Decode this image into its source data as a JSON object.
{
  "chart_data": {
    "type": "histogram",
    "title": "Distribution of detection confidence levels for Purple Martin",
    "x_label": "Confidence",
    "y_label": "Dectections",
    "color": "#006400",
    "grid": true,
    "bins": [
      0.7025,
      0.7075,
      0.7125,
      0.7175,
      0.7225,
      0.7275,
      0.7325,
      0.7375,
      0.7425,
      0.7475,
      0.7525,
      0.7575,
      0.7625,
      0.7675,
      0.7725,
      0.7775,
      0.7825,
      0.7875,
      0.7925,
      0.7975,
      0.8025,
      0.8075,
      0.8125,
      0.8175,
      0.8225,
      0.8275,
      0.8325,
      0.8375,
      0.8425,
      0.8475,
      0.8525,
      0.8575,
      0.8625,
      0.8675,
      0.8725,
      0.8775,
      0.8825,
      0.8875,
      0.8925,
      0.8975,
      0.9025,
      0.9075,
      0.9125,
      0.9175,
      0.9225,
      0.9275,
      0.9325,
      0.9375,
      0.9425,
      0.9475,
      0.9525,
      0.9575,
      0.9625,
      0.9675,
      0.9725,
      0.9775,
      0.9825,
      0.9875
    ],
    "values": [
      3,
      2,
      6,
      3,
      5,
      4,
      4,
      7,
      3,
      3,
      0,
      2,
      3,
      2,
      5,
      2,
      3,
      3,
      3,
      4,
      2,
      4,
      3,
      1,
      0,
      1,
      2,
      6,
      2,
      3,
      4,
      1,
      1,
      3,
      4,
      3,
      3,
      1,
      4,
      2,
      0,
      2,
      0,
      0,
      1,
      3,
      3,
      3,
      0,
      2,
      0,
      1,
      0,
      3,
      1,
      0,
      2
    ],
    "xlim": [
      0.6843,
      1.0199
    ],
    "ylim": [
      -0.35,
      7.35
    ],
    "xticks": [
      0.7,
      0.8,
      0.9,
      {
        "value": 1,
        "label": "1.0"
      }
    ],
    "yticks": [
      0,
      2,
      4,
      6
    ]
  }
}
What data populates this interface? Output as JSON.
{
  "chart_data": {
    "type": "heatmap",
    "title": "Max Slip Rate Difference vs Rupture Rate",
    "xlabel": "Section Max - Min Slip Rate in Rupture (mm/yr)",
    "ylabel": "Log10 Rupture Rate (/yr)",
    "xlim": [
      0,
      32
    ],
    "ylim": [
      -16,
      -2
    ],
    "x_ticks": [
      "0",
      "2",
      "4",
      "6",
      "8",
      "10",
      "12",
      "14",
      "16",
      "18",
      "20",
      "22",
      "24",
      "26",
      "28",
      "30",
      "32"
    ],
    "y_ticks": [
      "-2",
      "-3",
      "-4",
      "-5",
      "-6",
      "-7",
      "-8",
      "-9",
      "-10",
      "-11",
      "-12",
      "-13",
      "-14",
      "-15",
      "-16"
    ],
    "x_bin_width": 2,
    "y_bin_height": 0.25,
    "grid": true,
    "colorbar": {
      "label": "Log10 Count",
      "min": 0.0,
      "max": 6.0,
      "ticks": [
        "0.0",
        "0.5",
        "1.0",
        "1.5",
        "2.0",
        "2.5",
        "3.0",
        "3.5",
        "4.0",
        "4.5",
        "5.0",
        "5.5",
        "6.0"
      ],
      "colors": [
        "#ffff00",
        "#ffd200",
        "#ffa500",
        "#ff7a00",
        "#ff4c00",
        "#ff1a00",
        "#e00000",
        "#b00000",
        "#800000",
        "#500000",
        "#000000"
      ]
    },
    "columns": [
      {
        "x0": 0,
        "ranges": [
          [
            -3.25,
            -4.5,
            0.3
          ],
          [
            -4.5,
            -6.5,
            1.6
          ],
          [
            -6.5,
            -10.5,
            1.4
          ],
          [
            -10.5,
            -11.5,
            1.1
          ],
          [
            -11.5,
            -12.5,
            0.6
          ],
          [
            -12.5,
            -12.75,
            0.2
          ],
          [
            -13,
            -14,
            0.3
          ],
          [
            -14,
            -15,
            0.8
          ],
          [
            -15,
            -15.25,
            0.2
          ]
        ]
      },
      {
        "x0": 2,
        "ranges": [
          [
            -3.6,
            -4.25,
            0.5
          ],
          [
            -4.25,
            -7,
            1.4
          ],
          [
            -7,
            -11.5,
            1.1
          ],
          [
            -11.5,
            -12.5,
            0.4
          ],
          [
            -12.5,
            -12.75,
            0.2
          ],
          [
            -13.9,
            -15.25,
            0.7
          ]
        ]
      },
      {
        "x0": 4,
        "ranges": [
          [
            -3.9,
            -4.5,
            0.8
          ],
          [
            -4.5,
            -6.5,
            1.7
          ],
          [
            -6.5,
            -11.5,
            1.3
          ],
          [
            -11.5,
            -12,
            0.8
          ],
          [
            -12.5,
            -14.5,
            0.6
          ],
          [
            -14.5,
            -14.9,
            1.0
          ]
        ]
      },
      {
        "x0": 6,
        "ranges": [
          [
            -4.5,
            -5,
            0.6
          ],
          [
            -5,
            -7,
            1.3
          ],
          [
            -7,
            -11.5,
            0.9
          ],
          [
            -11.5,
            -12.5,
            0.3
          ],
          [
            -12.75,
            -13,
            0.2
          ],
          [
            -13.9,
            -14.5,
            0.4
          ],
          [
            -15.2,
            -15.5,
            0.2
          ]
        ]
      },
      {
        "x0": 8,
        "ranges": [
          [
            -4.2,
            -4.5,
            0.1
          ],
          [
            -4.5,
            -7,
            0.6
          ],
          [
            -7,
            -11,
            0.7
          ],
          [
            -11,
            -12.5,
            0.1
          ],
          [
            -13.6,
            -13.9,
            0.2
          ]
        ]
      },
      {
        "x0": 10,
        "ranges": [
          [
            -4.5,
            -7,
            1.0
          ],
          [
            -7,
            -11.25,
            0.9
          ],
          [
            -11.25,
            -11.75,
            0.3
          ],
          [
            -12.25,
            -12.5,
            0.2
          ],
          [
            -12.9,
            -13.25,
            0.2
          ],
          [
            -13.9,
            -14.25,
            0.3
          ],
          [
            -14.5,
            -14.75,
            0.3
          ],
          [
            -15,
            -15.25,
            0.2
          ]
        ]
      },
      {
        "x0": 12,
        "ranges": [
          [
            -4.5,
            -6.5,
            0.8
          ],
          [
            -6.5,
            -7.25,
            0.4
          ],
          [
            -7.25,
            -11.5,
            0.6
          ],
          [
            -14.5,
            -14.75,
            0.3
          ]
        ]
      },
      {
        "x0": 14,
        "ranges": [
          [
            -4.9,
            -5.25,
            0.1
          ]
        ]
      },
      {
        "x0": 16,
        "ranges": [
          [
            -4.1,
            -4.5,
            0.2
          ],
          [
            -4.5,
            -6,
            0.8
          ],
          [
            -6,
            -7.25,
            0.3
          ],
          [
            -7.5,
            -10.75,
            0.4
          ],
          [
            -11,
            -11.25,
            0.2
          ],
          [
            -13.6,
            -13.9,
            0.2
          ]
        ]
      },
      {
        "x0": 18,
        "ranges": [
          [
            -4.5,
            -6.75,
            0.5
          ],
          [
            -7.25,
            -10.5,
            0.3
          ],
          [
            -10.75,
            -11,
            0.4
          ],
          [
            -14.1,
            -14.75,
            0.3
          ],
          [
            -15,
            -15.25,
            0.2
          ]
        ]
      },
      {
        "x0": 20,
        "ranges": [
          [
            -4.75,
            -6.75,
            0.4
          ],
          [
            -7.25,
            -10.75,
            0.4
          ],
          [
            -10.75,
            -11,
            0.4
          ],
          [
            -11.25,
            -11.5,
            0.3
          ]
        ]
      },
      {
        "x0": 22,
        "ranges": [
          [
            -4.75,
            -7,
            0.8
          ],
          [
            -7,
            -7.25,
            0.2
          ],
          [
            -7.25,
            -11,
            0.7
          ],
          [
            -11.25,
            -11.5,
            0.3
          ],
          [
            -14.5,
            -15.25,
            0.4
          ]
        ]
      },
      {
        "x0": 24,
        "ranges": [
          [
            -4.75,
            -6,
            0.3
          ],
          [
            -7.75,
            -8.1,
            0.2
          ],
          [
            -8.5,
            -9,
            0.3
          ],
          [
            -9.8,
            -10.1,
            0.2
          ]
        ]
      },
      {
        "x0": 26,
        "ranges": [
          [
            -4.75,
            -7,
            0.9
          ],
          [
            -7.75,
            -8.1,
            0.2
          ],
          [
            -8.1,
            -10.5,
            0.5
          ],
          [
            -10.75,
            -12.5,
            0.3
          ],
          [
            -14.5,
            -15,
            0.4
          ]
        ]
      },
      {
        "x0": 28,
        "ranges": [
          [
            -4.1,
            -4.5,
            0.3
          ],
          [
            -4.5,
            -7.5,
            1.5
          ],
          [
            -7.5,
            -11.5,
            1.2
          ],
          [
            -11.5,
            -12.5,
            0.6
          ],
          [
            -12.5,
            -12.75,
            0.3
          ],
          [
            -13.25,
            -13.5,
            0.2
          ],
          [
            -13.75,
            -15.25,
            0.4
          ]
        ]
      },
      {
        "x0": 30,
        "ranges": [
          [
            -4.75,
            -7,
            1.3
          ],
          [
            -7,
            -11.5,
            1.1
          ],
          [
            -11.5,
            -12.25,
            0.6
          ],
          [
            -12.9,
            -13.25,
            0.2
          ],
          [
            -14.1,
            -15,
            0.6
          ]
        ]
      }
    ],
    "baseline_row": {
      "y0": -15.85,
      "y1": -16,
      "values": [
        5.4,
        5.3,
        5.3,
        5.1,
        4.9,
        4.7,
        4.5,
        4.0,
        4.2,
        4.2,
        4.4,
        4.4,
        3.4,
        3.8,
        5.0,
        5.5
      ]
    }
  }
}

# OBJECTIVE
Find and count the lines of the data that include the string "JSON", and report that figure by itself.

# RESULT OF THIS EXERCISE
2